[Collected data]
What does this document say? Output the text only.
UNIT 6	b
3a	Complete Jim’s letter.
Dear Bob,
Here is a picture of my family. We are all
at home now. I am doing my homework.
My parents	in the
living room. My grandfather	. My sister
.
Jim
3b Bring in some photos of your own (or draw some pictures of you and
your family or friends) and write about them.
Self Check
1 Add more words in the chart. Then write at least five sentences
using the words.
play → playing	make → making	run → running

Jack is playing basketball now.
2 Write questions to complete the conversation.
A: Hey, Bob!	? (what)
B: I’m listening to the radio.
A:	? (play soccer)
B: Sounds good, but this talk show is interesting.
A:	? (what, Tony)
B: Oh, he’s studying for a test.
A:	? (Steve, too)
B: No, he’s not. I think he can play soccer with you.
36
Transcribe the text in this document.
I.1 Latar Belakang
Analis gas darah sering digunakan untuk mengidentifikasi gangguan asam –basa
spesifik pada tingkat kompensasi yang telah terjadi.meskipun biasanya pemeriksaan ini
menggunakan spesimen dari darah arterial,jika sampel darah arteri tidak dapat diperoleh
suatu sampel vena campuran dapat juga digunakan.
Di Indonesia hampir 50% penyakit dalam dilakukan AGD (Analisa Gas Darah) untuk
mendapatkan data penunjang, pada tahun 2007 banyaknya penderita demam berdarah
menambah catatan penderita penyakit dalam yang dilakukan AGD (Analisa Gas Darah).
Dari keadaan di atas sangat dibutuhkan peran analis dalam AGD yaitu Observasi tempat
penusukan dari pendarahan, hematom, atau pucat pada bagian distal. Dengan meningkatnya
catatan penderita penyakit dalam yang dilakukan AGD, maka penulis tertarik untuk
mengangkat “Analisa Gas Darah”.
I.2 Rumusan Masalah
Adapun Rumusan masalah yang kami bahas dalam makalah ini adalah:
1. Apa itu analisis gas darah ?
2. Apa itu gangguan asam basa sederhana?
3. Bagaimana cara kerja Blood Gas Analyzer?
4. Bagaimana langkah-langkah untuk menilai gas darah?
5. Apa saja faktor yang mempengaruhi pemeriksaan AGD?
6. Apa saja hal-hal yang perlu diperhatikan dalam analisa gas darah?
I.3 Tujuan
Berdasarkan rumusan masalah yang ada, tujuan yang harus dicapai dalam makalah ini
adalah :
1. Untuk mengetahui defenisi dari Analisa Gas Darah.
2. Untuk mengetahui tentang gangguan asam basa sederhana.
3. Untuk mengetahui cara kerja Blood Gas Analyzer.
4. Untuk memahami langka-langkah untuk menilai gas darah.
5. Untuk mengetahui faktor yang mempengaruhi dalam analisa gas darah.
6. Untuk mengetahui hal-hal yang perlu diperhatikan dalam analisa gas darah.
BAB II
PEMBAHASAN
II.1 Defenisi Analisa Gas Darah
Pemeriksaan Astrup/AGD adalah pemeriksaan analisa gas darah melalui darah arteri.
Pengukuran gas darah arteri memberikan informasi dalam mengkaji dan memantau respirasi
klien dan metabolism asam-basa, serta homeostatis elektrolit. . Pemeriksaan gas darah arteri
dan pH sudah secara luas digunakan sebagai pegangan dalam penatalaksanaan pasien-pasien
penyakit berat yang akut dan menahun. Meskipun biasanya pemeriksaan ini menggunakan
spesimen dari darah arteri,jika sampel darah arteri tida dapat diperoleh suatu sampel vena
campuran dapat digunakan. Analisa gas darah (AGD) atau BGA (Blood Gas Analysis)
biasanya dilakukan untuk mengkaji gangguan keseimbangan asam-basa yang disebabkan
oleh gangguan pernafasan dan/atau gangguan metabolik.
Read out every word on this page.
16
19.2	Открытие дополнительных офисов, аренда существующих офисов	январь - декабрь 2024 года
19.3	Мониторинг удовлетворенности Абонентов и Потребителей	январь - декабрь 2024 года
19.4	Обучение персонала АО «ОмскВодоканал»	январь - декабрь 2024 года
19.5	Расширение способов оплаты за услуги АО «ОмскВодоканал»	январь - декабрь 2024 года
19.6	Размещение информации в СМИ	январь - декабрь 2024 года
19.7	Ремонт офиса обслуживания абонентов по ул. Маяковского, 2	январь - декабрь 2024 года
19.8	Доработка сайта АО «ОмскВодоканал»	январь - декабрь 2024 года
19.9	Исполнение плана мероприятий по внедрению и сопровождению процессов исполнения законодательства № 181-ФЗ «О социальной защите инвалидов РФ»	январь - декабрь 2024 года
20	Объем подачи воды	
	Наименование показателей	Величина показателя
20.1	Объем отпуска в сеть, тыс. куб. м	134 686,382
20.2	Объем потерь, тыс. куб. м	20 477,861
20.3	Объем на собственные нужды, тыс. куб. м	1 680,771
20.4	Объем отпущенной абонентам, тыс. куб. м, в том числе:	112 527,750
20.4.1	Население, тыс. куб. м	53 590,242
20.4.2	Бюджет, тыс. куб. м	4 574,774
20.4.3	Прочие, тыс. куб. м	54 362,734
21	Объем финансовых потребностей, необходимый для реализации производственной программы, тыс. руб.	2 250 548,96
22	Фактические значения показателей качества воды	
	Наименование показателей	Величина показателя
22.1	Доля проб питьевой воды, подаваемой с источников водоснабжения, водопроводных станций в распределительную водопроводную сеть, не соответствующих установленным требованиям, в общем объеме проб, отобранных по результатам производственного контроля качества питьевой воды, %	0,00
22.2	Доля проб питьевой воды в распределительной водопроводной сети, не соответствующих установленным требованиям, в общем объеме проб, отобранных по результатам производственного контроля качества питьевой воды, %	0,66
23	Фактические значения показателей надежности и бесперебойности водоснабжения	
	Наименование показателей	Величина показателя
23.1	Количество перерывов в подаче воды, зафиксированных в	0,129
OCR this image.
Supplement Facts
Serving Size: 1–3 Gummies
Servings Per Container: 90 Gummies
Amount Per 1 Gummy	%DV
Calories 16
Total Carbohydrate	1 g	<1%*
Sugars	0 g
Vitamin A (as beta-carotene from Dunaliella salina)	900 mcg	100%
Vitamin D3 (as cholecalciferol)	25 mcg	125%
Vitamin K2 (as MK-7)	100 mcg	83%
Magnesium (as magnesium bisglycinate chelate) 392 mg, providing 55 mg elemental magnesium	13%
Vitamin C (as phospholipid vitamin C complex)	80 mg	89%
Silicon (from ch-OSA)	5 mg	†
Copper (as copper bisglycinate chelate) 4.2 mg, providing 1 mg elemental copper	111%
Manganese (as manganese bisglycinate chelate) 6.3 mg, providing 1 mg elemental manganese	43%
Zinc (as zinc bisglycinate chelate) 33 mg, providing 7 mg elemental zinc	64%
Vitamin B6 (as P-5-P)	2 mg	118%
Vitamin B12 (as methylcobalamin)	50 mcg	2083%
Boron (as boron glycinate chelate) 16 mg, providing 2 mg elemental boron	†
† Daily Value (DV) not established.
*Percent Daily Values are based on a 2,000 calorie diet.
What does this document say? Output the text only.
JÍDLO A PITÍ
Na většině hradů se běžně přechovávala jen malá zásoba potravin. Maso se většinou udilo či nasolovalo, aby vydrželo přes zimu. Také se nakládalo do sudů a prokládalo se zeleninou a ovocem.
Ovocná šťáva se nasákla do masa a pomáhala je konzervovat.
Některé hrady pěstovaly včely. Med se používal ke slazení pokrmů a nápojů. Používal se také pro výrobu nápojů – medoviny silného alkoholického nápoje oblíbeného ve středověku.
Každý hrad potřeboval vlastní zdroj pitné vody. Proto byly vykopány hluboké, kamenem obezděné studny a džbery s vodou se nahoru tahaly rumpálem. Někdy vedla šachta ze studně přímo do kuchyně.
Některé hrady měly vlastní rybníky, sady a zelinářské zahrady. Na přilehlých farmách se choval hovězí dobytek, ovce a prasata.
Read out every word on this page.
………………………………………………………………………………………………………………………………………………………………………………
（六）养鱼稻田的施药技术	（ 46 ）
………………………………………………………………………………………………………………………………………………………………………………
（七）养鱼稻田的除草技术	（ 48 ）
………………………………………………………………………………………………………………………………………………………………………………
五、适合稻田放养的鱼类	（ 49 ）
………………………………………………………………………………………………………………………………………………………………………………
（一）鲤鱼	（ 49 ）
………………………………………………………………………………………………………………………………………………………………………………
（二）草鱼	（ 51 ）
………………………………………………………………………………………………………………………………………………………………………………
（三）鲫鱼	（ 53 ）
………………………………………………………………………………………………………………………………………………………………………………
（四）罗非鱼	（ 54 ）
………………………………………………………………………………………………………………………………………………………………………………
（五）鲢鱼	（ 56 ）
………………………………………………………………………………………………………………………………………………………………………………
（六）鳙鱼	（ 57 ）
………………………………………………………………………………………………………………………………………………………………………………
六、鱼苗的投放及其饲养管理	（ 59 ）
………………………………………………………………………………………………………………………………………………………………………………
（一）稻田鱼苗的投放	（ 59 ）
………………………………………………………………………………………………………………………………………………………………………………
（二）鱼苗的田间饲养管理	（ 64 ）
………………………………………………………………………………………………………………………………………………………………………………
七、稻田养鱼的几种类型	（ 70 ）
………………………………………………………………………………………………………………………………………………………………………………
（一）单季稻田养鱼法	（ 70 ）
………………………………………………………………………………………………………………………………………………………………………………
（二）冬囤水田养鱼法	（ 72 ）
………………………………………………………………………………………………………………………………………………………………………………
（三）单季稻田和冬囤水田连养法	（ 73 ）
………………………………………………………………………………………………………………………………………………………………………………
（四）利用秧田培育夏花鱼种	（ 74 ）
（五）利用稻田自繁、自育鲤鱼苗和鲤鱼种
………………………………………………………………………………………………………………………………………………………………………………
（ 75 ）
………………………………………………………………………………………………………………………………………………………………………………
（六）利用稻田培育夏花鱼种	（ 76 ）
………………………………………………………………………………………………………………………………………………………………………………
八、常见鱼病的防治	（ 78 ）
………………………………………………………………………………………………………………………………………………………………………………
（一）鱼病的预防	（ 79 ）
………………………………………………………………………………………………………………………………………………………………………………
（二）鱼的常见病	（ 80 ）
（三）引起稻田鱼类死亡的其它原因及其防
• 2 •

- **WHAT TO WORK ON**
Tally the lines above containing "campuran". Answer with the count only.

- **COMPLETE OUTPUT**
2